_Problem_
Print, exactly and completely, every entry in the data.

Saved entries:

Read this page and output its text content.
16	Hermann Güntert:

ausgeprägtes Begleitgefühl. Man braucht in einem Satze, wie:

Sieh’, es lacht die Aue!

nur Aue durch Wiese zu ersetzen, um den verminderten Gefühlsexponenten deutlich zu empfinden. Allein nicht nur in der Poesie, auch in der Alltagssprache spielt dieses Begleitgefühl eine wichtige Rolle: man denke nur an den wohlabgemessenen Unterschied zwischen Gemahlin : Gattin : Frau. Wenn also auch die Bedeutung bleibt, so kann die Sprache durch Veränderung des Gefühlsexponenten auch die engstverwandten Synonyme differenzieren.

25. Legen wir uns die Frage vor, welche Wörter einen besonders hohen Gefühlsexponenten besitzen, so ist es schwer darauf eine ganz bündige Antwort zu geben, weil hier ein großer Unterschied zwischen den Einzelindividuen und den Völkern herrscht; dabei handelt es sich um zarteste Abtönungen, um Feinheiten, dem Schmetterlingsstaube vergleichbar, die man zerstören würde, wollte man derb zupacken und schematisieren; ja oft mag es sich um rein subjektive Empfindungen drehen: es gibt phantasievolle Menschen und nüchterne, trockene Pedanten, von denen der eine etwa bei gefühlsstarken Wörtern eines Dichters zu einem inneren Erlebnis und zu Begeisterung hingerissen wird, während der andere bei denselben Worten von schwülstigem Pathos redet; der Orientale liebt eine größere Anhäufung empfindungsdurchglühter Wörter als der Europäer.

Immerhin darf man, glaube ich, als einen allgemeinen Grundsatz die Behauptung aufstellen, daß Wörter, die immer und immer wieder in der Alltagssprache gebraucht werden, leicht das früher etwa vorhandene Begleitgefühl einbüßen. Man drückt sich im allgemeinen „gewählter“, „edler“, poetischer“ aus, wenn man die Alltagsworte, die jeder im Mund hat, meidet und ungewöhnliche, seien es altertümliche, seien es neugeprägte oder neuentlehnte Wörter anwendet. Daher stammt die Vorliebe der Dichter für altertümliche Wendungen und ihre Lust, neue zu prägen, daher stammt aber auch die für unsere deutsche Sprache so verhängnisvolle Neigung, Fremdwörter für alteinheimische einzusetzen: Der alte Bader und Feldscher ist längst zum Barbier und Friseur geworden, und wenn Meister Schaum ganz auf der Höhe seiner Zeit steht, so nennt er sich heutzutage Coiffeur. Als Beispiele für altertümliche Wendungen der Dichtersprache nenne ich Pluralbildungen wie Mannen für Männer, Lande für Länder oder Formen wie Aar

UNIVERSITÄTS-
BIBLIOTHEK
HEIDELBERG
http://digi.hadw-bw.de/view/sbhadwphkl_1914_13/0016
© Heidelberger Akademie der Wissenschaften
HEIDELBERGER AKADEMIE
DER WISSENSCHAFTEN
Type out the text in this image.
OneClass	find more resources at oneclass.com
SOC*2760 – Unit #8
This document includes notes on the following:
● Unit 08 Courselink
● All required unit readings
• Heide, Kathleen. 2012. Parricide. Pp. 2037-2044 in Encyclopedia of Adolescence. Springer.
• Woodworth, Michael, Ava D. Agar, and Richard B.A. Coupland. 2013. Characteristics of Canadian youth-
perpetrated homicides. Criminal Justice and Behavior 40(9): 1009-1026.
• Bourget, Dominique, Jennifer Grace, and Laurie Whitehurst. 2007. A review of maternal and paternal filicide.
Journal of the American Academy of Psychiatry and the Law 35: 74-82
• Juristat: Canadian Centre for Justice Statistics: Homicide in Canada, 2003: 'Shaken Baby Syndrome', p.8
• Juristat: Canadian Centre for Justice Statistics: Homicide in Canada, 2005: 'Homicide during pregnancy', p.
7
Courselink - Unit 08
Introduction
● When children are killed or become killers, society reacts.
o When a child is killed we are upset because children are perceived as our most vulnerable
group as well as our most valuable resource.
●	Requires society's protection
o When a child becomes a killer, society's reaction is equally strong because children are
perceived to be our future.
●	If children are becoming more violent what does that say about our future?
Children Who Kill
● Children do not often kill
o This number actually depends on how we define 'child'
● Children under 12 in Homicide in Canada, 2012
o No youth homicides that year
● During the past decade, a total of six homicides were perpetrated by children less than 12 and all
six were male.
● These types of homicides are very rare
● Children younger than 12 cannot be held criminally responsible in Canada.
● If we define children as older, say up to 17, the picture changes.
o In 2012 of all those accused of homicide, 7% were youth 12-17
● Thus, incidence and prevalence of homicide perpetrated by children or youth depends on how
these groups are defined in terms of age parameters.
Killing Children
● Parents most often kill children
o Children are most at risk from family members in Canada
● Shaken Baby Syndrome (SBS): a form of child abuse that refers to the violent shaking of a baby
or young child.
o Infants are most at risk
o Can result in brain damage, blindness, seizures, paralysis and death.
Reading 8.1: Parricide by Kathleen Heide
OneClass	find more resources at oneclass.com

_Exercise output_
Read this page and output its text content.
16	Hermann Güntert:

ausgeprägtes Begleitgefühl. Man braucht in einem Satze, wie:

Sieh’, es lacht die Aue!

nur Aue durch Wiese zu ersetzen, um den verminderten Gefühlsexponenten deutlich zu empfinden. Allein nicht nur in der Poesie, auch in der Alltagssprache spielt dieses Begleitgefühl eine wichtige Rolle: man denke nur an den wohlabgemessenen Unterschied zwischen Gemahlin : Gattin : Frau. Wenn also auch die Bedeutung bleibt, so kann die Sprache durch Veränderung des Gefühlsexponenten auch die engstverwandten Synonyme differenzieren.

25. Legen wir uns die Frage vor, welche Wörter einen besonders hohen Gefühlsexponenten besitzen, so ist es schwer darauf eine ganz bündige Antwort zu geben, weil hier ein großer Unterschied zwischen den Einzelindividuen und den Völkern herrscht; dabei handelt es sich um zarteste Abtönungen, um Feinheiten, dem Schmetterlingsstaube vergleichbar, die man zerstören würde, wollte man derb zupacken und schematisieren; ja oft mag es sich um rein subjektive Empfindungen drehen: es gibt phantasievolle Menschen und nüchterne, trockene Pedanten, von denen der eine etwa bei gefühlsstarken Wörtern eines Dichters zu einem inneren Erlebnis und zu Begeisterung hingerissen wird, während der andere bei denselben Worten von schwülstigem Pathos redet; der Orientale liebt eine größere Anhäufung empfindungsdurchglühter Wörter als der Europäer.

Immerhin darf man, glaube ich, als einen allgemeinen Grundsatz die Behauptung aufstellen, daß Wörter, die immer und immer wieder in der Alltagssprache gebraucht werden, leicht das früher etwa vorhandene Begleitgefühl einbüßen. Man drückt sich im allgemeinen „gewählter“, „edler“, poetischer“ aus, wenn man die Alltagsworte, die jeder im Mund hat, meidet und ungewöhnliche, seien es altertümliche, seien es neugeprägte oder neuentlehnte Wörter anwendet. Daher stammt die Vorliebe der Dichter für altertümliche Wendungen und ihre Lust, neue zu prägen, daher stammt aber auch die für unsere deutsche Sprache so verhängnisvolle Neigung, Fremdwörter für alteinheimische einzusetzen: Der alte Bader und Feldscher ist längst zum Barbier und Friseur geworden, und wenn Meister Schaum ganz auf der Höhe seiner Zeit steht, so nennt er sich heutzutage Coiffeur. Als Beispiele für altertümliche Wendungen der Dichtersprache nenne ich Pluralbildungen wie Mannen für Männer, Lande für Länder oder Formen wie Aar

UNIVERSITÄTS-
BIBLIOTHEK
HEIDELBERG
http://digi.hadw-bw.de/view/sbhadwphkl_1914_13/0016
© Heidelberger Akademie der Wissenschaften
HEIDELBERGER AKADEMIE
DER WISSENSCHAFTEN
Type out the text in this image.
OneClass	find more resources at oneclass.com
SOC*2760 – Unit #8
This document includes notes on the following:
● Unit 08 Courselink
● All required unit readings
• Heide, Kathleen. 2012. Parricide. Pp. 2037-2044 in Encyclopedia of Adolescence. Springer.
• Woodworth, Michael, Ava D. Agar, and Richard B.A. Coupland. 2013. Characteristics of Canadian youth-
perpetrated homicides. Criminal Justice and Behavior 40(9): 1009-1026.
• Bourget, Dominique, Jennifer Grace, and Laurie Whitehurst. 2007. A review of maternal and paternal filicide.
Journal of the American Academy of Psychiatry and the Law 35: 74-82
• Juristat: Canadian Centre for Justice Statistics: Homicide in Canada, 2003: 'Shaken Baby Syndrome', p.8
• Juristat: Canadian Centre for Justice Statistics: Homicide in Canada, 2005: 'Homicide during pregnancy', p.
7
Courselink - Unit 08
Introduction
● When children are killed or become killers, society reacts.
o When a child is killed we are upset because children are perceived as our most vulnerable
group as well as our most valuable resource.
●	Requires society's protection
o When a child becomes a killer, society's reaction is equally strong because children are
perceived to be our future.
●	If children are becoming more violent what does that say about our future?
Children Who Kill
● Children do not often kill
o This number actually depends on how we define 'child'
● Children under 12 in Homicide in Canada, 2012
o No youth homicides that year
● During the past decade, a total of six homicides were perpetrated by children less than 12 and all
six were male.
● These types of homicides are very rare
● Children younger than 12 cannot be held criminally responsible in Canada.
● If we define children as older, say up to 17, the picture changes.
o In 2012 of all those accused of homicide, 7% were youth 12-17
● Thus, incidence and prevalence of homicide perpetrated by children or youth depends on how
these groups are defined in terms of age parameters.
Killing Children
● Parents most often kill children
o Children are most at risk from family members in Canada
● Shaken Baby Syndrome (SBS): a form of child abuse that refers to the violent shaking of a baby
or young child.
o Infants are most at risk
o Can result in brain damage, blindness, seizures, paralysis and death.
Reading 8.1: Parricide by Kathleen Heide
OneClass	find more resources at oneclass.com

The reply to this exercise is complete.